Given request: Leave out the pictures and restate the rest of the data exactly.

Records for the task:
______

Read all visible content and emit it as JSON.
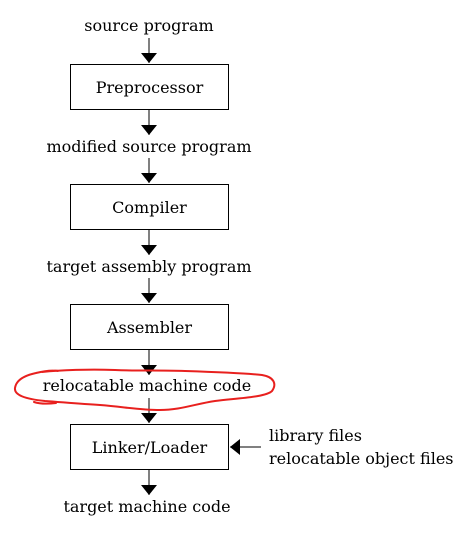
{
  "diagram": {
    "stages": {
      "source": "source program",
      "modified": "modified source program",
      "target_asm": "target assembly program",
      "relocatable": "relocatable machine code",
      "target_machine": "target machine code"
    },
    "boxes": {
      "preprocessor": "Preprocessor",
      "compiler": "Compiler",
      "assembler": "Assembler",
      "linker": "Linker/Loader"
    },
    "side_inputs": {
      "library": "library files",
      "relocatable_objects": "relocatable object files"
    },
    "highlight_color": "#e8201e"
  }
}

______

Task answer:
Read all visible content and emit it as JSON.
{
  "diagram": {
    "stages": {
      "source": "source program",
      "modified": "modified source program",
      "target_asm": "target assembly program",
      "relocatable": "relocatable machine code",
      "target_machine": "target machine code"
    },
    "boxes": {
      "preprocessor": "Preprocessor",
      "compiler": "Compiler",
      "assembler": "Assembler",
      "linker": "Linker/Loader"
    },
    "side_inputs": {
      "library": "library files",
      "relocatable_objects": "relocatable object files"
    },
    "highlight_color": "#e8201e"
  }
}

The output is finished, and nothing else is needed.